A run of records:
^^^^

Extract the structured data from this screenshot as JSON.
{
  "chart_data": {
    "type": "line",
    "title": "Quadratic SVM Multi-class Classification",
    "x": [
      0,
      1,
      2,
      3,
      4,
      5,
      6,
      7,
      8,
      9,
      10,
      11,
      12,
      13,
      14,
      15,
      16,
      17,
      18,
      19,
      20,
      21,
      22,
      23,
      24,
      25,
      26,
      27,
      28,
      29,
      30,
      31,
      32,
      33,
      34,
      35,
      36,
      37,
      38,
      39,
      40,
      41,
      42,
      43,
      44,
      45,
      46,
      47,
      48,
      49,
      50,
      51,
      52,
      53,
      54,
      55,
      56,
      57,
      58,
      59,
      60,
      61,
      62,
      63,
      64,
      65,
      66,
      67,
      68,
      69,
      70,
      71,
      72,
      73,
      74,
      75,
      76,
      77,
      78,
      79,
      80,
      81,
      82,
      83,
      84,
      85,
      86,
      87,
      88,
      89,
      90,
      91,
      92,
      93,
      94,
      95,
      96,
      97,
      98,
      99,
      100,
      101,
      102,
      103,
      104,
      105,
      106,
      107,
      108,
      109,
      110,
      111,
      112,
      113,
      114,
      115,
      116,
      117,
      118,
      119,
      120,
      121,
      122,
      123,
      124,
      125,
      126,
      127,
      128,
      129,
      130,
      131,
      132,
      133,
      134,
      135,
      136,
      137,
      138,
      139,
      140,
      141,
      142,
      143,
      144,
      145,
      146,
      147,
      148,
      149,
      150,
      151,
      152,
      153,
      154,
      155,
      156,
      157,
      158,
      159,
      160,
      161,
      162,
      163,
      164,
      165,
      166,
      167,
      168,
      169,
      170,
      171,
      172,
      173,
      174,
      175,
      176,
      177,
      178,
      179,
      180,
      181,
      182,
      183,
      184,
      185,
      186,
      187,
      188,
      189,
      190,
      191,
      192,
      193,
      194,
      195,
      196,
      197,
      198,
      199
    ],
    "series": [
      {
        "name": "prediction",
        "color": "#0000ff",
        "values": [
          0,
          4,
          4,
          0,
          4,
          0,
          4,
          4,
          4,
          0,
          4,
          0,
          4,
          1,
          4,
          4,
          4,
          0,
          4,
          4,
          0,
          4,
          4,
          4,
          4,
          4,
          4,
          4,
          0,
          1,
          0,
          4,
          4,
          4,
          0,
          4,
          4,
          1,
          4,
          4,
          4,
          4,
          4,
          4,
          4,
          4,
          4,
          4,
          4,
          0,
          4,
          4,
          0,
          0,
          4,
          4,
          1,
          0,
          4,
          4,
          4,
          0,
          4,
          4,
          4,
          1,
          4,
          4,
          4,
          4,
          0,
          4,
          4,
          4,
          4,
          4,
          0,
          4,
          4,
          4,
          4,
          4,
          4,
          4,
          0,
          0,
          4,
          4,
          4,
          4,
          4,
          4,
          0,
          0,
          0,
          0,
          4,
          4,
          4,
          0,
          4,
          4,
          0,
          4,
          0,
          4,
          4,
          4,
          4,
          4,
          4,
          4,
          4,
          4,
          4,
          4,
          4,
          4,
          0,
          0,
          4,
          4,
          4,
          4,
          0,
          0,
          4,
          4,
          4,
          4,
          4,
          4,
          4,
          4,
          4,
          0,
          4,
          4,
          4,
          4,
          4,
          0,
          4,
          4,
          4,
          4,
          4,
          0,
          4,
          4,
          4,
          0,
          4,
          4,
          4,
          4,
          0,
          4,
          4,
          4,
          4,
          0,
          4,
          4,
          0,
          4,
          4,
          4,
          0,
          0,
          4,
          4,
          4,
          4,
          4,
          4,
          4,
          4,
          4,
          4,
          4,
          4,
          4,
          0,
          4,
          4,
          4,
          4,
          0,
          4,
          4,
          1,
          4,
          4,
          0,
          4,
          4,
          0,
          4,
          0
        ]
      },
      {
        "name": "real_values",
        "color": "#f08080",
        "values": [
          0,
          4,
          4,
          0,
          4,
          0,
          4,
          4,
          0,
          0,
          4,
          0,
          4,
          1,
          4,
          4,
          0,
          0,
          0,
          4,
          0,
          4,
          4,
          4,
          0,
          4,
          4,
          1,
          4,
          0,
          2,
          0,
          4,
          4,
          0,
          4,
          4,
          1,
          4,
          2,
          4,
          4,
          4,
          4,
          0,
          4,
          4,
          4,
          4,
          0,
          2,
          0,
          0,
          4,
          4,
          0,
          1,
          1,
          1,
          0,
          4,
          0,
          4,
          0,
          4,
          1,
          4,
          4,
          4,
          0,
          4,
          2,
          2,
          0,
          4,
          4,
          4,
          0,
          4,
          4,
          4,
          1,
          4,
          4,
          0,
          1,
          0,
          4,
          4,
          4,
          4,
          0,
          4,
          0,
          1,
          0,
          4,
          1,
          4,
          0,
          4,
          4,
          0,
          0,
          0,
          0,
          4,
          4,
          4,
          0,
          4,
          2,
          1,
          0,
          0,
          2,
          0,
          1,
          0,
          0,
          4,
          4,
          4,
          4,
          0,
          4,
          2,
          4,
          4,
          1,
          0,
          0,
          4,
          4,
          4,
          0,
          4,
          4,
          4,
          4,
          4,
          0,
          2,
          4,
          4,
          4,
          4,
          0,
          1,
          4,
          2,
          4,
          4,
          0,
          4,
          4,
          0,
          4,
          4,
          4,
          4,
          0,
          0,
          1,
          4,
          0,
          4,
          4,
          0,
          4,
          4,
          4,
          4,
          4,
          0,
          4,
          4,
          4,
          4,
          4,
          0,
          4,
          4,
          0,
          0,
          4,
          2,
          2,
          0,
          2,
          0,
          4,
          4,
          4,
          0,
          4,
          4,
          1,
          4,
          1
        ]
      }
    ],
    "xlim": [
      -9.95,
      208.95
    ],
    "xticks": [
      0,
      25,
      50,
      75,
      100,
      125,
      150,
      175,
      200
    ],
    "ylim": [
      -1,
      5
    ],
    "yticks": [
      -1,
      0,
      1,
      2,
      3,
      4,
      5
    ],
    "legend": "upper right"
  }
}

^^^^

--- WHAT THE EXERCISE ASKS ---
Quote each line of the listing above exactly.

--- RESULT ---
Extract the structured data from this screenshot as JSON.
{
  "chart_data": {
    "type": "line",
    "title": "Quadratic SVM Multi-class Classification",
    "x": [
      0,
      1,
      2,
      3,
      4,
      5,
      6,
      7,
      8,
      9,
      10,
      11,
      12,
      13,
      14,
      15,
      16,
      17,
      18,
      19,
      20,
      21,
      22,
      23,
      24,
      25,
      26,
      27,
      28,
      29,
      30,
      31,
      32,
      33,
      34,
      35,
      36,
      37,
      38,
      39,
      40,
      41,
      42,
      43,
      44,
      45,
      46,
      47,
      48,
      49,
      50,
      51,
      52,
      53,
      54,
      55,
      56,
      57,
      58,
      59,
      60,
      61,
      62,
      63,
      64,
      65,
      66,
      67,
      68,
      69,
      70,
      71,
      72,
      73,
      74,
      75,
      76,
      77,
      78,
      79,
      80,
      81,
      82,
      83,
      84,
      85,
      86,
      87,
      88,
      89,
      90,
      91,
      92,
      93,
      94,
      95,
      96,
      97,
      98,
      99,
      100,
      101,
      102,
      103,
      104,
      105,
      106,
      107,
      108,
      109,
      110,
      111,
      112,
      113,
      114,
      115,
      116,
      117,
      118,
      119,
      120,
      121,
      122,
      123,
      124,
      125,
      126,
      127,
      128,
      129,
      130,
      131,
      132,
      133,
      134,
      135,
      136,
      137,
      138,
      139,
      140,
      141,
      142,
      143,
      144,
      145,
      146,
      147,
      148,
      149,
      150,
      151,
      152,
      153,
      154,
      155,
      156,
      157,
      158,
      159,
      160,
      161,
      162,
      163,
      164,
      165,
      166,
      167,
      168,
      169,
      170,
      171,
      172,
      173,
      174,
      175,
      176,
      177,
      178,
      179,
      180,
      181,
      182,
      183,
      184,
      185,
      186,
      187,
      188,
      189,
      190,
      191,
      192,
      193,
      194,
      195,
      196,
      197,
      198,
      199
    ],
    "series": [
      {
        "name": "prediction",
        "color": "#0000ff",
        "values": [
          0,
          4,
          4,
          0,
          4,
          0,
          4,
          4,
          4,
          0,
          4,
          0,
          4,
          1,
          4,
          4,
          4,
          0,
          4,
          4,
          0,
          4,
          4,
          4,
          4,
          4,
          4,
          4,
          0,
          1,
          0,
          4,
          4,
          4,
          0,
          4,
          4,
          1,
          4,
          4,
          4,
          4,
          4,
          4,
          4,
          4,
          4,
          4,
          4,
          0,
          4,
          4,
          0,
          0,
          4,
          4,
          1,
          0,
          4,
          4,
          4,
          0,
          4,
          4,
          4,
          1,
          4,
          4,
          4,
          4,
          0,
          4,
          4,
          4,
          4,
          4,
          0,
          4,
          4,
          4,
          4,
          4,
          4,
          4,
          0,
          0,
          4,
          4,
          4,
          4,
          4,
          4,
          0,
          0,
          0,
          0,
          4,
          4,
          4,
          0,
          4,
          4,
          0,
          4,
          0,
          4,
          4,
          4,
          4,
          4,
          4,
          4,
          4,
          4,
          4,
          4,
          4,
          4,
          0,
          0,
          4,
          4,
          4,
          4,
          0,
          0,
          4,
          4,
          4,
          4,
          4,
          4,
          4,
          4,
          4,
          0,
          4,
          4,
          4,
          4,
          4,
          0,
          4,
          4,
          4,
          4,
          4,
          0,
          4,
          4,
          4,
          0,
          4,
          4,
          4,
          4,
          0,
          4,
          4,
          4,
          4,
          0,
          4,
          4,
          0,
          4,
          4,
          4,
          0,
          0,
          4,
          4,
          4,
          4,
          4,
          4,
          4,
          4,
          4,
          4,
          4,
          4,
          4,
          0,
          4,
          4,
          4,
          4,
          0,
          4,
          4,
          1,
          4,
          4,
          0,
          4,
          4,
          0,
          4,
          0
        ]
      },
      {
        "name": "real_values",
        "color": "#f08080",
        "values": [
          0,
          4,
          4,
          0,
          4,
          0,
          4,
          4,
          0,
          0,
          4,
          0,
          4,
          1,
          4,
          4,
          0,
          0,
          0,
          4,
          0,
          4,
          4,
          4,
          0,
          4,
          4,
          1,
          4,
          0,
          2,
          0,
          4,
          4,
          0,
          4,
          4,
          1,
          4,
          2,
          4,
          4,
          4,
          4,
          0,
          4,
          4,
          4,
          4,
          0,
          2,
          0,
          0,
          4,
          4,
          0,
          1,
          1,
          1,
          0,
          4,
          0,
          4,
          0,
          4,
          1,
          4,
          4,
          4,
          0,
          4,
          2,
          2,
          0,
          4,
          4,
          4,
          0,
          4,
          4,
          4,
          1,
          4,
          4,
          0,
          1,
          0,
          4,
          4,
          4,
          4,
          0,
          4,
          0,
          1,
          0,
          4,
          1,
          4,
          0,
          4,
          4,
          0,
          0,
          0,
          0,
          4,
          4,
          4,
          0,
          4,
          2,
          1,
          0,
          0,
          2,
          0,
          1,
          0,
          0,
          4,
          4,
          4,
          4,
          0,
          4,
          2,
          4,
          4,
          1,
          0,
          0,
          4,
          4,
          4,
          0,
          4,
          4,
          4,
          4,
          4,
          0,
          2,
          4,
          4,
          4,
          4,
          0,
          1,
          4,
          2,
          4,
          4,
          0,
          4,
          4,
          0,
          4,
          4,
          4,
          4,
          0,
          0,
          1,
          4,
          0,
          4,
          4,
          0,
          4,
          4,
          4,
          4,
          4,
          0,
          4,
          4,
          4,
          4,
          4,
          0,
          4,
          4,
          0,
          0,
          4,
          2,
          2,
          0,
          2,
          0,
          4,
          4,
          4,
          0,
          4,
          4,
          1,
          4,
          1
        ]
      }
    ],
    "xlim": [
      -9.95,
      208.95
    ],
    "xticks": [
      0,
      25,
      50,
      75,
      100,
      125,
      150,
      175,
      200
    ],
    "ylim": [
      -1,
      5
    ],
    "yticks": [
      -1,
      0,
      1,
      2,
      3,
      4,
      5
    ],
    "legend": "upper right"
  }
}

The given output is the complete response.